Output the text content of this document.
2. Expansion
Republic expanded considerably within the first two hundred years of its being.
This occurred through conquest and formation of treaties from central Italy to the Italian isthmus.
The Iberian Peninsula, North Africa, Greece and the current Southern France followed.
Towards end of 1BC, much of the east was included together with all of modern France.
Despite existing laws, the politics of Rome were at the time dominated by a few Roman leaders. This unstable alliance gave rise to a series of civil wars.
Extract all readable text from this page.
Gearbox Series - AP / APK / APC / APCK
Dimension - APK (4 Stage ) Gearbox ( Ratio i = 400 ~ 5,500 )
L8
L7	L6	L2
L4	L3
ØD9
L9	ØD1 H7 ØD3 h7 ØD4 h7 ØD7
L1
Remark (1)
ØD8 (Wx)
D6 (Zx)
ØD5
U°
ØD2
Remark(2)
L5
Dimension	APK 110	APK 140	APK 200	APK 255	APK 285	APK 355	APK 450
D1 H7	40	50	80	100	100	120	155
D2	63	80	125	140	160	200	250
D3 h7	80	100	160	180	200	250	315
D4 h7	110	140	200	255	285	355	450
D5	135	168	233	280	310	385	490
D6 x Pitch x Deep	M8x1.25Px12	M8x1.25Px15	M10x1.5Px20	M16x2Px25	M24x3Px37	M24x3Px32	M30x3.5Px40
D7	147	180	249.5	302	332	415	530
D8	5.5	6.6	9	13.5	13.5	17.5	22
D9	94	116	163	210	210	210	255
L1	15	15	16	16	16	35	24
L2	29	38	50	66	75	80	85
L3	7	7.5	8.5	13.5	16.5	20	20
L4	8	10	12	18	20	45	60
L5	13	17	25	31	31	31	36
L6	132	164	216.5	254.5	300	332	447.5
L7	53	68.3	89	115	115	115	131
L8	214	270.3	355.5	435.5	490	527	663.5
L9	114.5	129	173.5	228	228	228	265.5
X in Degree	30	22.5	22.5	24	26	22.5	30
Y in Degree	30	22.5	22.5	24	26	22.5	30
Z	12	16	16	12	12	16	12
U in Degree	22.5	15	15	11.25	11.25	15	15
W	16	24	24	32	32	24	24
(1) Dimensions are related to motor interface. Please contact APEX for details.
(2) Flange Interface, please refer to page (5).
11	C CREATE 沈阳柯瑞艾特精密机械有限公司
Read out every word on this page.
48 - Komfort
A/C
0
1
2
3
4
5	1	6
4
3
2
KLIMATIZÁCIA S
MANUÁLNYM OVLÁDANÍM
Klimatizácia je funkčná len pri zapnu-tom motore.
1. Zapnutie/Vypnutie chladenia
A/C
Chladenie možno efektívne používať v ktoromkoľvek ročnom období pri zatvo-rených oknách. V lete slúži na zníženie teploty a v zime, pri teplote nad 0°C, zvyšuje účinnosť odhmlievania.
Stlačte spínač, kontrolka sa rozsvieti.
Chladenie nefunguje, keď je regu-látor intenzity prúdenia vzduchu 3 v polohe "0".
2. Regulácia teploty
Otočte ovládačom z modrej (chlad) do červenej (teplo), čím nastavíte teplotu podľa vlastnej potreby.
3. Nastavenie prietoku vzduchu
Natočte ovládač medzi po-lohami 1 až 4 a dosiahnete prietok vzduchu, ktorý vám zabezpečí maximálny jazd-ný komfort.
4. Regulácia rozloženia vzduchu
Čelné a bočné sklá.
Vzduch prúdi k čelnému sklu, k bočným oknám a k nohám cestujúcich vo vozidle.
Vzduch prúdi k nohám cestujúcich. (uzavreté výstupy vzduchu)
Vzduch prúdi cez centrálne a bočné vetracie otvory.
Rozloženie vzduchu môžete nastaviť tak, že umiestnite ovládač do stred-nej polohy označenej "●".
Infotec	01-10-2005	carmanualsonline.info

——

**Aim:** Give the listing again, word for word.

**Exercise output:**
Output the text content of this document.
2. Expansion
Republic expanded considerably within the first two hundred years of its being.
This occurred through conquest and formation of treaties from central Italy to the Italian isthmus.
The Iberian Peninsula, North Africa, Greece and the current Southern France followed.
Towards end of 1BC, much of the east was included together with all of modern France.
Despite existing laws, the politics of Rome were at the time dominated by a few Roman leaders. This unstable alliance gave rise to a series of civil wars.
Extract all readable text from this page.
Gearbox Series - AP / APK / APC / APCK
Dimension - APK (4 Stage ) Gearbox ( Ratio i = 400 ~ 5,500 )
L8
L7	L6	L2
L4	L3
ØD9
L9	ØD1 H7 ØD3 h7 ØD4 h7 ØD7
L1
Remark (1)
ØD8 (Wx)
D6 (Zx)
ØD5
U°
ØD2
Remark(2)
L5
Dimension	APK 110	APK 140	APK 200	APK 255	APK 285	APK 355	APK 450
D1 H7	40	50	80	100	100	120	155
D2	63	80	125	140	160	200	250
D3 h7	80	100	160	180	200	250	315
D4 h7	110	140	200	255	285	355	450
D5	135	168	233	280	310	385	490
D6 x Pitch x Deep	M8x1.25Px12	M8x1.25Px15	M10x1.5Px20	M16x2Px25	M24x3Px37	M24x3Px32	M30x3.5Px40
D7	147	180	249.5	302	332	415	530
D8	5.5	6.6	9	13.5	13.5	17.5	22
D9	94	116	163	210	210	210	255
L1	15	15	16	16	16	35	24
L2	29	38	50	66	75	80	85
L3	7	7.5	8.5	13.5	16.5	20	20
L4	8	10	12	18	20	45	60
L5	13	17	25	31	31	31	36
L6	132	164	216.5	254.5	300	332	447.5
L7	53	68.3	89	115	115	115	131
L8	214	270.3	355.5	435.5	490	527	663.5
L9	114.5	129	173.5	228	228	228	265.5
X in Degree	30	22.5	22.5	24	26	22.5	30
Y in Degree	30	22.5	22.5	24	26	22.5	30
Z	12	16	16	12	12	16	12
U in Degree	22.5	15	15	11.25	11.25	15	15
W	16	24	24	32	32	24	24
(1) Dimensions are related to motor interface. Please contact APEX for details.
(2) Flange Interface, please refer to page (5).
11	C CREATE 沈阳柯瑞艾特精密机械有限公司
Read out every word on this page.
48 - Komfort
A/C
0
1
2
3
4
5	1	6
4
3
2
KLIMATIZÁCIA S
MANUÁLNYM OVLÁDANÍM
Klimatizácia je funkčná len pri zapnu-tom motore.
1. Zapnutie/Vypnutie chladenia
A/C
Chladenie možno efektívne používať v ktoromkoľvek ročnom období pri zatvo-rených oknách. V lete slúži na zníženie teploty a v zime, pri teplote nad 0°C, zvyšuje účinnosť odhmlievania.
Stlačte spínač, kontrolka sa rozsvieti.
Chladenie nefunguje, keď je regu-látor intenzity prúdenia vzduchu 3 v polohe "0".
2. Regulácia teploty
Otočte ovládačom z modrej (chlad) do červenej (teplo), čím nastavíte teplotu podľa vlastnej potreby.
3. Nastavenie prietoku vzduchu
Natočte ovládač medzi po-lohami 1 až 4 a dosiahnete prietok vzduchu, ktorý vám zabezpečí maximálny jazd-ný komfort.
4. Regulácia rozloženia vzduchu
Čelné a bočné sklá.
Vzduch prúdi k čelnému sklu, k bočným oknám a k nohám cestujúcich vo vozidle.
Vzduch prúdi k nohám cestujúcich. (uzavreté výstupy vzduchu)
Vzduch prúdi cez centrálne a bočné vetracie otvory.
Rozloženie vzduchu môžete nastaviť tak, že umiestnite ovládač do stred-nej polohy označenej "●".
Infotec	01-10-2005	carmanualsonline.info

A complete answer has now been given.